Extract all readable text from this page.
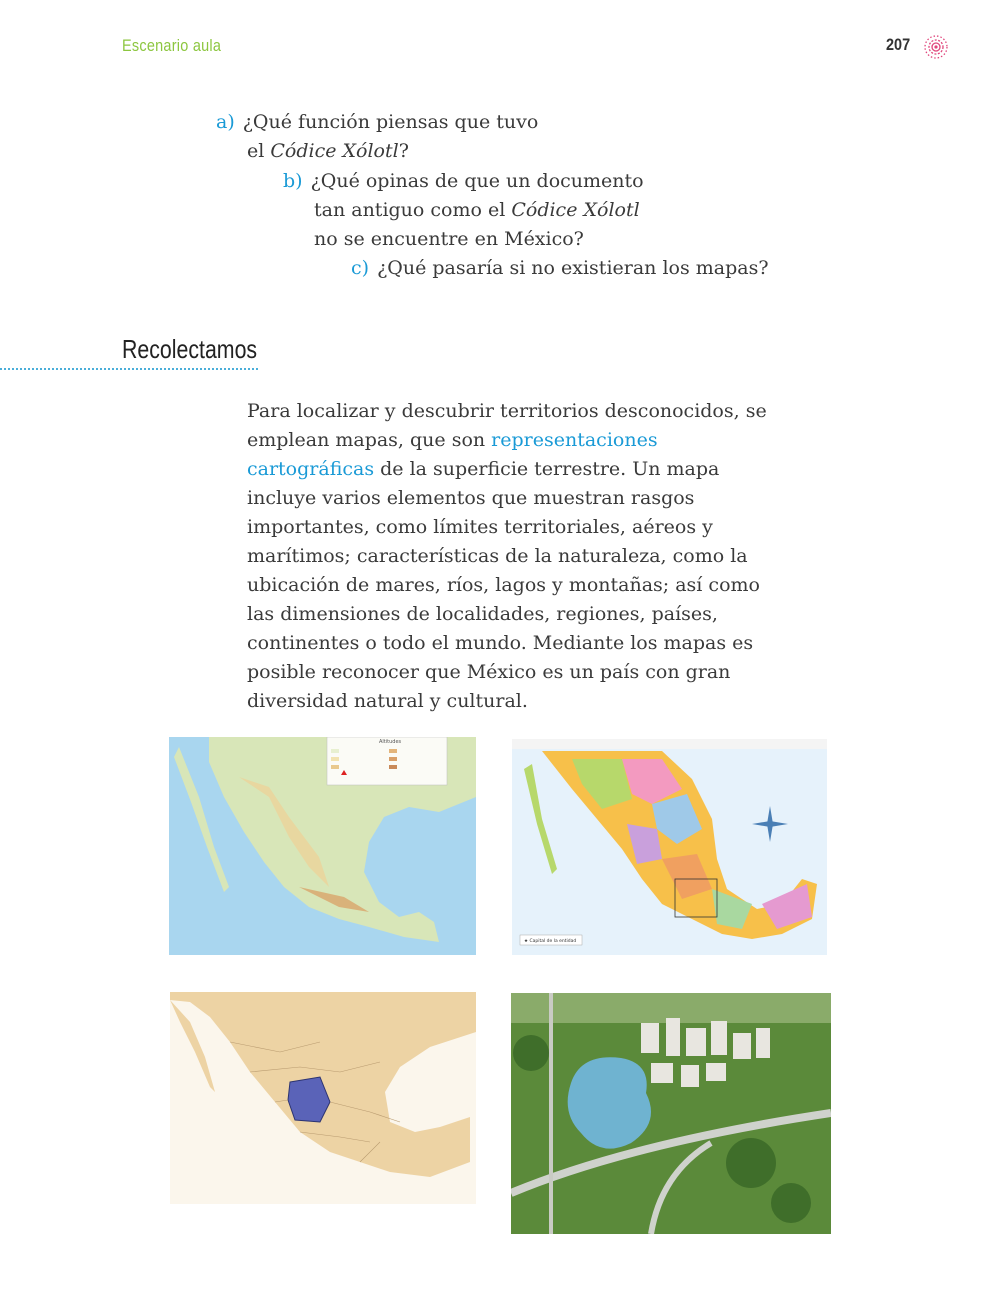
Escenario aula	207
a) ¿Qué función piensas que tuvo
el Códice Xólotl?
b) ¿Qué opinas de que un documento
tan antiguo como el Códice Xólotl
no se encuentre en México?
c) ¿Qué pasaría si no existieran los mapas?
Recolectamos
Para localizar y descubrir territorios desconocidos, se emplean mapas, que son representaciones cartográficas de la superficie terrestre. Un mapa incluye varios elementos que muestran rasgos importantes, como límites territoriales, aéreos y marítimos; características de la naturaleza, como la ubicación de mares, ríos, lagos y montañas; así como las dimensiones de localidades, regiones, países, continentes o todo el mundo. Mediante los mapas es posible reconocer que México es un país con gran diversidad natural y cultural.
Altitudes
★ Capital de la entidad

+ + + +

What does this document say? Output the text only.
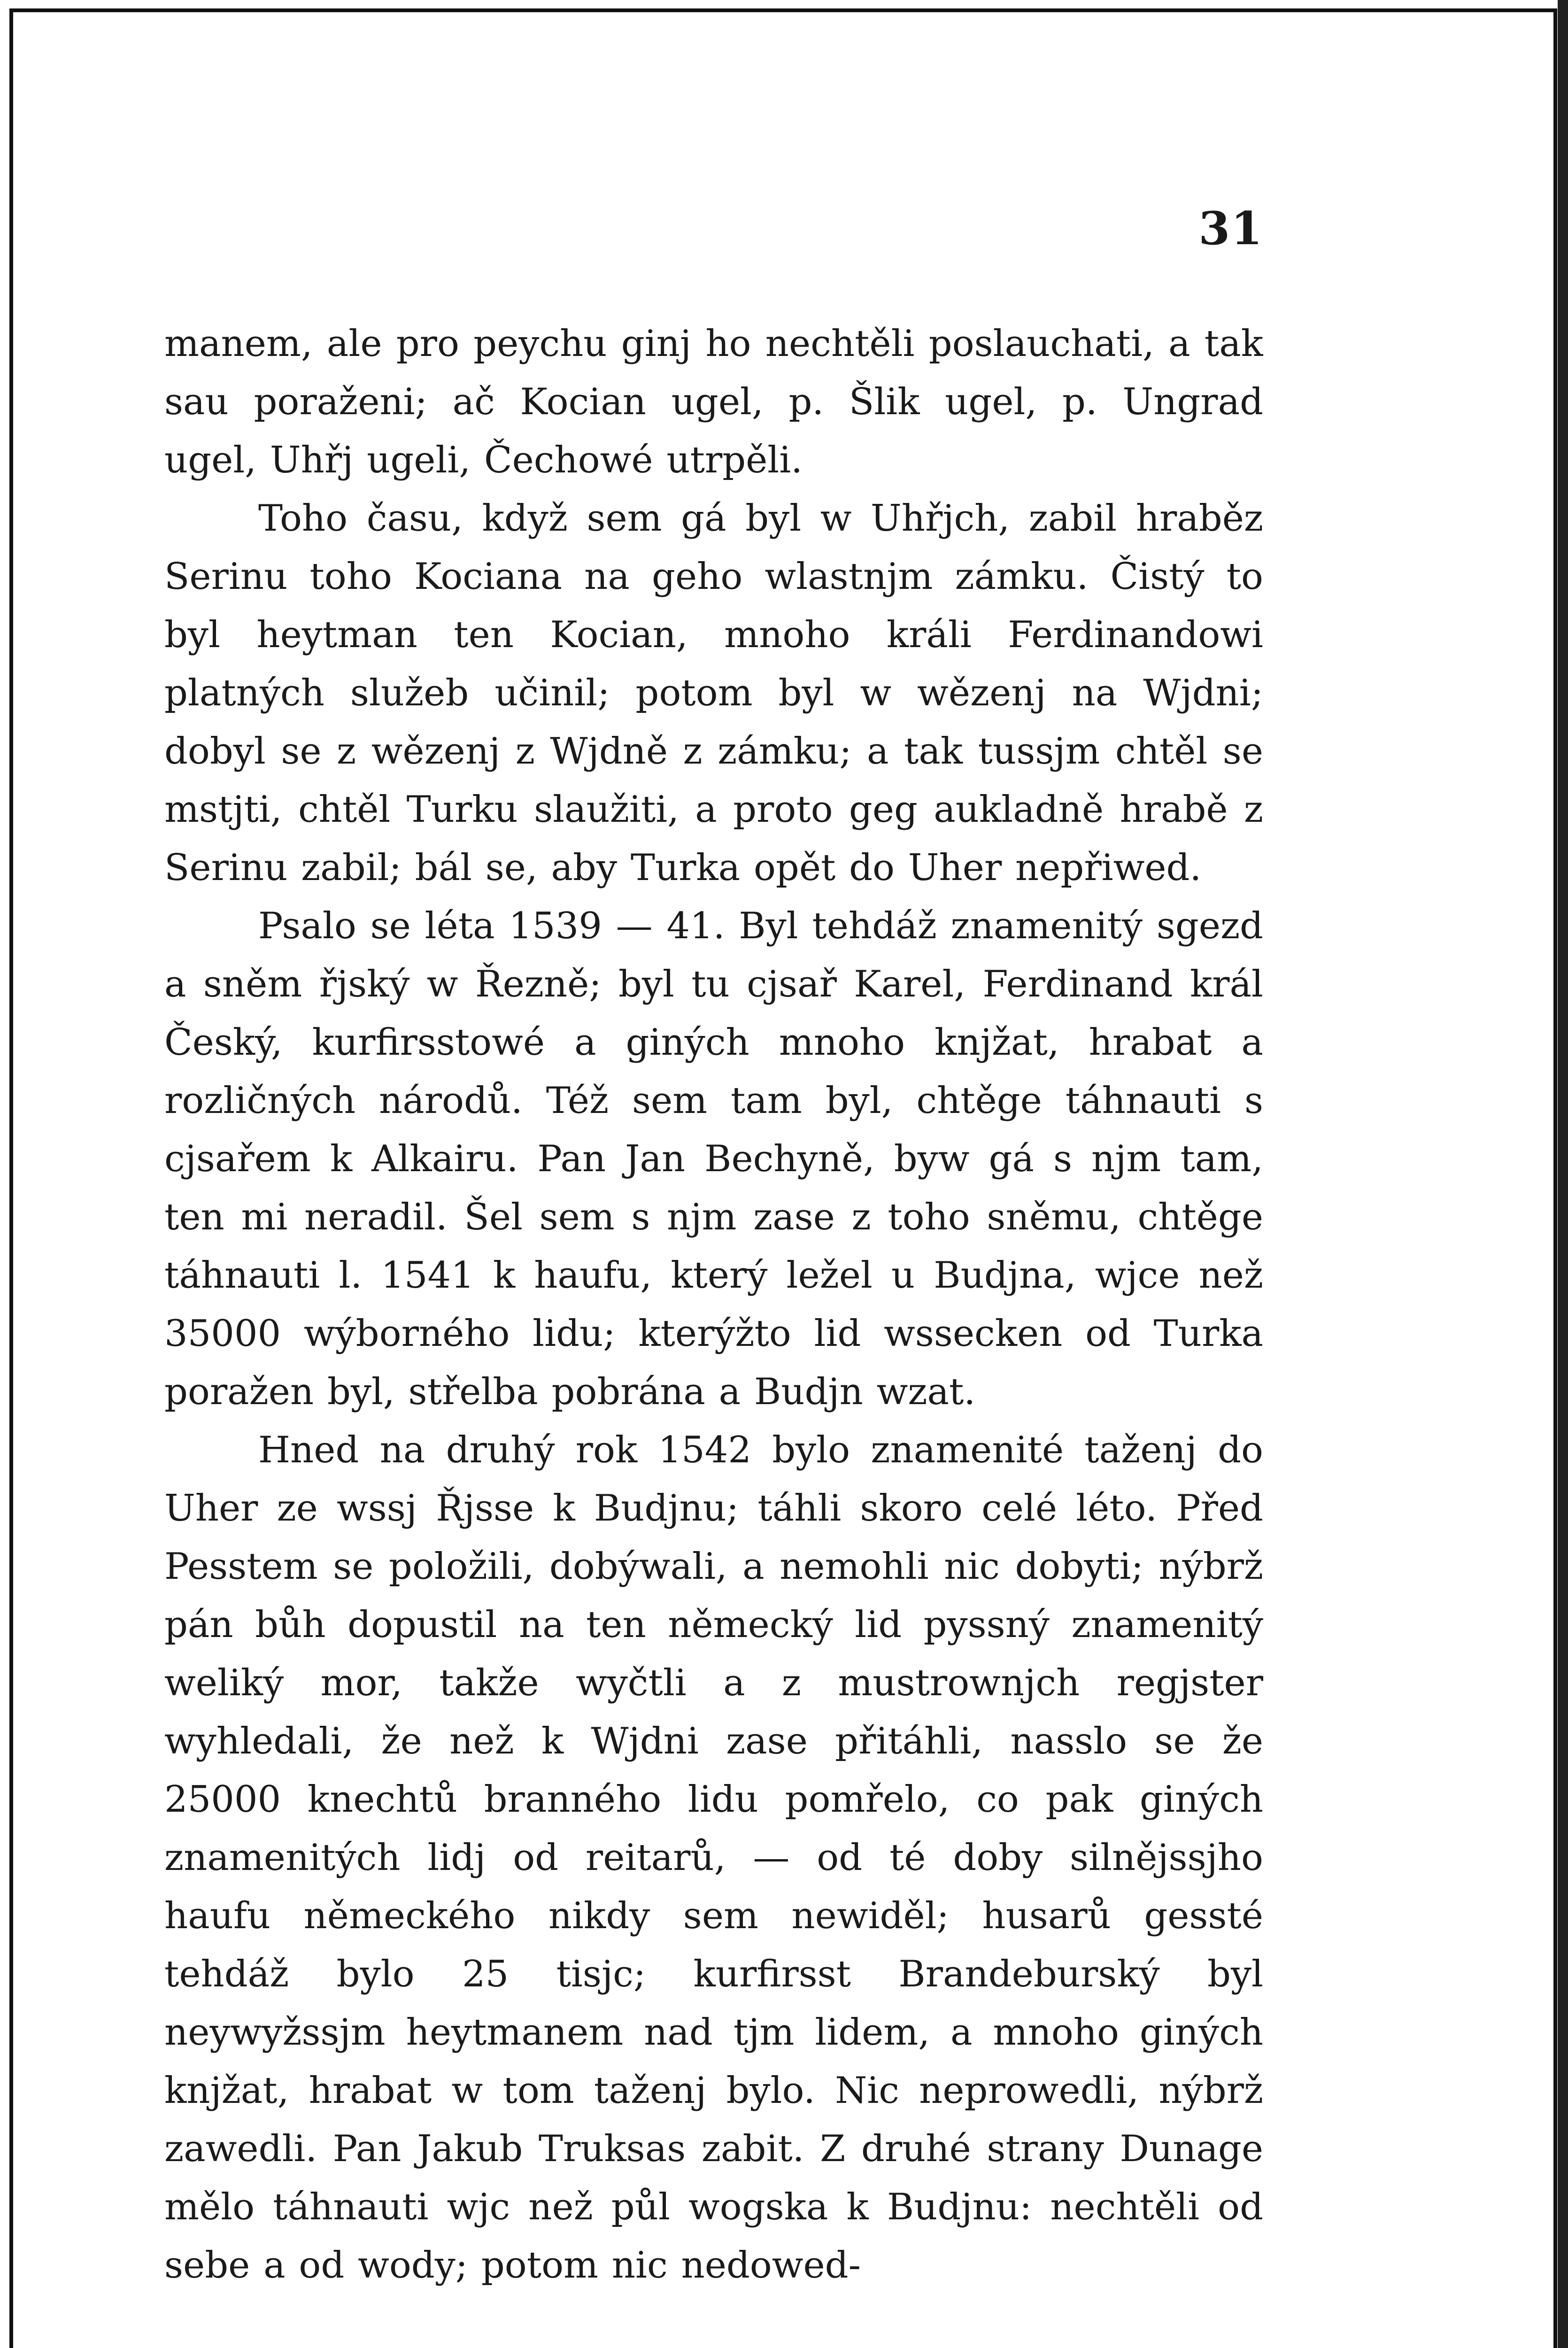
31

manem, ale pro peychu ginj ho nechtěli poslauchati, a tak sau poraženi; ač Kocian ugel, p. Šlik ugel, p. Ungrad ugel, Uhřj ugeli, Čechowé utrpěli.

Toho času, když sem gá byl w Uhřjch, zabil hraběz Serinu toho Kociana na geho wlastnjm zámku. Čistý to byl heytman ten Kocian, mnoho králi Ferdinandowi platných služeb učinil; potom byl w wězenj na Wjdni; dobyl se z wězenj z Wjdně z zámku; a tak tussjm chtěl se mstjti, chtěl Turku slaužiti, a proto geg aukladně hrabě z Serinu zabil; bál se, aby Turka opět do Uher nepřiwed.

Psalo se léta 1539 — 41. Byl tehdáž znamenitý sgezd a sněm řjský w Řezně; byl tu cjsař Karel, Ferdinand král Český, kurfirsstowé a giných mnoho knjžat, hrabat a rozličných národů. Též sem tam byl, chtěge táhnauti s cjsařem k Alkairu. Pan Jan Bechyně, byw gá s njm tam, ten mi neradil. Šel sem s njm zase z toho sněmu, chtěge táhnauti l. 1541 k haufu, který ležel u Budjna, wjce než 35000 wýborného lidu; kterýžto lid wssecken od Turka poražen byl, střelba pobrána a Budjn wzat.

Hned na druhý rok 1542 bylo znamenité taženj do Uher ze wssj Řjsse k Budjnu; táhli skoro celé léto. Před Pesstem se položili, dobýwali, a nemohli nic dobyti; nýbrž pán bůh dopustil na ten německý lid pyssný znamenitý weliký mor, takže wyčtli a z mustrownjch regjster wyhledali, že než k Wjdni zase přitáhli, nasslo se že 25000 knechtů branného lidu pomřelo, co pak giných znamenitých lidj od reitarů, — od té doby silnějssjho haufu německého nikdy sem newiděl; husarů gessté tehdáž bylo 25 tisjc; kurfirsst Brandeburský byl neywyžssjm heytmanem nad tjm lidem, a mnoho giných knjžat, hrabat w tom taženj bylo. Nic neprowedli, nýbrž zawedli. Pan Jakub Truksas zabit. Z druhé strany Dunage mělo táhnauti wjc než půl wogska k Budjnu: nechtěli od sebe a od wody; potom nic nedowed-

+ + + +

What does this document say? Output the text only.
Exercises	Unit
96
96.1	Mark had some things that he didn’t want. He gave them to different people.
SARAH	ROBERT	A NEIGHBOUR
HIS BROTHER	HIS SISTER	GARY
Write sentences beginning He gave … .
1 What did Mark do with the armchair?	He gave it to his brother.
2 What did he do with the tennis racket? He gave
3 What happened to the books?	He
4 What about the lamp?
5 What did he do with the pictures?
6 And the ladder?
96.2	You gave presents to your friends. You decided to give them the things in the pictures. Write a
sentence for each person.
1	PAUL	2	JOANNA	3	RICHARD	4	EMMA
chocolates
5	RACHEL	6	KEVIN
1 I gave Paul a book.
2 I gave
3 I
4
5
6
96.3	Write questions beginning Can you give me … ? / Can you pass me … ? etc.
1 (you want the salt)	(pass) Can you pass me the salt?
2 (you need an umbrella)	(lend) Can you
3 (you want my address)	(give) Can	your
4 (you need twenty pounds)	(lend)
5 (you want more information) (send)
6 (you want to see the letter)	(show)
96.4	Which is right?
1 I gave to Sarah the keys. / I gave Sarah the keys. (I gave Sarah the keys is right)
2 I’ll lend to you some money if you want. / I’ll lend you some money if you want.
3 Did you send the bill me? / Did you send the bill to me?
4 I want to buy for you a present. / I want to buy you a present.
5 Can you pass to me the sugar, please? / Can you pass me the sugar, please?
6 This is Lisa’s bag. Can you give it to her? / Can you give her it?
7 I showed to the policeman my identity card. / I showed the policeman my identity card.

+ + + +

Copy out every line where the word "lidu" occurs.

> _TASK SOLUTION_
Psalo se léta 1539 — 41. Byl tehdáž znamenitý sgezd a sněm řjský w Řezně; byl tu cjsař Karel, Ferdinand král Český, kurfirsstowé a giných mnoho knjžat, hrabat a rozličných národů. Též sem tam byl, chtěge táhnauti s cjsařem k Alkairu. Pan Jan Bechyně, byw gá s njm tam, ten mi neradil. Šel sem s njm zase z toho sněmu, chtěge táhnauti l. 1541 k haufu, který ležel u Budjna, wjce než 35000 wýborného lidu; kterýžto lid wssecken od Turka poražen byl, střelba pobrána a Budjn wzat.
Hned na druhý rok 1542 bylo znamenité taženj do Uher ze wssj Řjsse k Budjnu; táhli skoro celé léto. Před Pesstem se položili, dobýwali, a nemohli nic dobyti; nýbrž pán bůh dopustil na ten německý lid pyssný znamenitý weliký mor, takže wyčtli a z mustrownjch regjster wyhledali, že než k Wjdni zase přitáhli, nasslo se že 25000 knechtů branného lidu pomřelo, co pak giných znamenitých lidj od reitarů, — od té doby silnějssjho haufu německého nikdy sem newiděl; husarů gessté tehdáž bylo 25 tisjc; kurfirsst Brandeburský byl neywyžssjm heytmanem nad tjm lidem, a mnoho giných knjžat, hrabat w tom taženj bylo. Nic neprowedli, nýbrž zawedli. Pan Jakub Truksas zabit. Z druhé strany Dunage mělo táhnauti wjc než půl wogska k Budjnu: nechtěli od sebe a od wody; potom nic nedowed-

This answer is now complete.